▸ **Prompt**
Which lines in the records contain the string "axis"? Extract each of them in full.

▸ **Task inputs**
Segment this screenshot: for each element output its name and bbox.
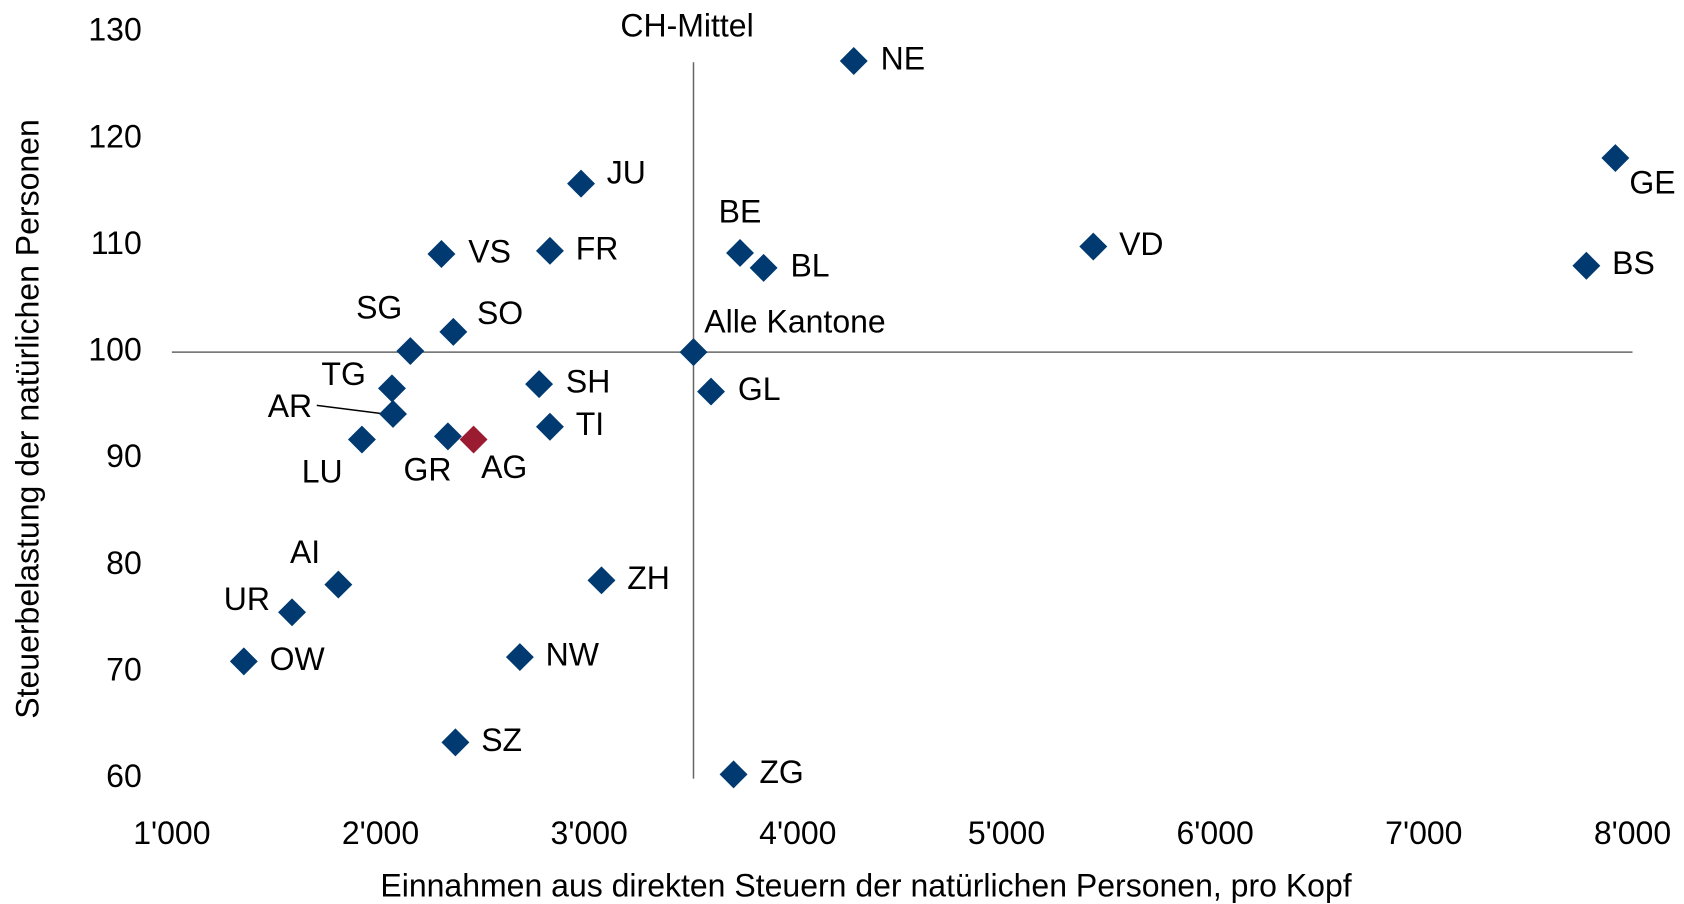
point-label: JU — [607, 154, 646, 190]
x-tick-label: 5'000 — [968, 815, 1045, 851]
x-tick-label: 8'000 — [1594, 815, 1671, 851]
point-label: FR — [576, 230, 619, 266]
point — [439, 317, 468, 346]
y-tick-label: 120 — [88, 118, 141, 154]
point-label: VD — [1119, 226, 1163, 262]
point — [525, 370, 554, 399]
point-label: BS — [1612, 245, 1655, 281]
point-label: ZH — [627, 560, 670, 596]
point — [396, 337, 425, 366]
point — [433, 422, 462, 451]
x-tick-label: 1'000 — [133, 815, 210, 851]
point — [839, 47, 868, 75]
point-label: NE — [881, 40, 925, 76]
y-tick-label: 60 — [106, 758, 142, 794]
point-label: AG — [481, 449, 527, 485]
x-axis-label: Einnahmen aus direkten Steuern der natür… — [380, 867, 1351, 903]
point-label: GL — [738, 371, 781, 407]
point — [749, 253, 778, 282]
point — [378, 374, 406, 403]
point-label: OW — [270, 641, 326, 677]
point-label: TG — [321, 356, 365, 392]
point-label: UR — [224, 581, 270, 617]
point-label: SH — [566, 364, 610, 400]
point — [679, 338, 708, 367]
point-label: Alle Kantone — [704, 304, 885, 340]
point-label: NW — [546, 637, 600, 673]
point-label: BE — [719, 194, 762, 230]
point — [347, 425, 376, 454]
point — [719, 760, 748, 789]
point-label: VS — [468, 233, 511, 269]
x-tick-label: 2'000 — [342, 815, 419, 851]
point — [379, 400, 407, 428]
point-label: GR — [403, 451, 451, 487]
y-tick-label: 130 — [88, 12, 141, 48]
x-tick-label: 6'000 — [1177, 815, 1254, 851]
point — [697, 377, 725, 406]
point-label: AI — [290, 534, 320, 570]
point — [1572, 251, 1601, 280]
point — [427, 240, 456, 268]
leader-line — [316, 404, 385, 415]
point — [726, 238, 754, 267]
y-tick-label: 70 — [106, 651, 142, 687]
point-label: LU — [302, 453, 343, 489]
y-tick-label: 80 — [106, 545, 142, 581]
point — [459, 425, 488, 454]
reference-label: CH-Mittel — [620, 7, 753, 43]
point — [505, 643, 534, 672]
point-label: ZG — [759, 754, 803, 790]
y-axis-label: Steuerbelastung der natürlichen Personen — [9, 119, 45, 719]
point-label: TI — [576, 406, 604, 442]
point — [567, 169, 595, 198]
x-tick-label: 3'000 — [551, 815, 628, 851]
point-label: SG — [356, 290, 402, 326]
point — [229, 647, 258, 676]
point — [441, 728, 470, 757]
y-tick-label: 110 — [91, 225, 142, 261]
point-label: BL — [790, 247, 829, 283]
point — [278, 598, 306, 627]
point-label: GE — [1629, 164, 1675, 200]
point — [1079, 232, 1108, 261]
point — [535, 412, 564, 441]
x-tick-label: 4'000 — [759, 815, 836, 851]
point — [324, 570, 353, 599]
point — [1601, 144, 1630, 173]
point-label: SO — [477, 295, 523, 331]
point — [587, 566, 616, 595]
point — [535, 236, 564, 265]
y-tick-label: 100 — [88, 332, 141, 368]
y-tick-label: 90 — [106, 438, 142, 474]
point-label: SZ — [481, 722, 522, 758]
point-label: AR — [268, 388, 312, 424]
x-tick-label: 7'000 — [1385, 815, 1462, 851]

▸ **Correct result**
x-axis-label: Einnahmen aus direkten Steuern der natür… — [380, 867, 1351, 903]
y-axis-label: Steuerbelastung der natürlichen Personen — [9, 119, 45, 719]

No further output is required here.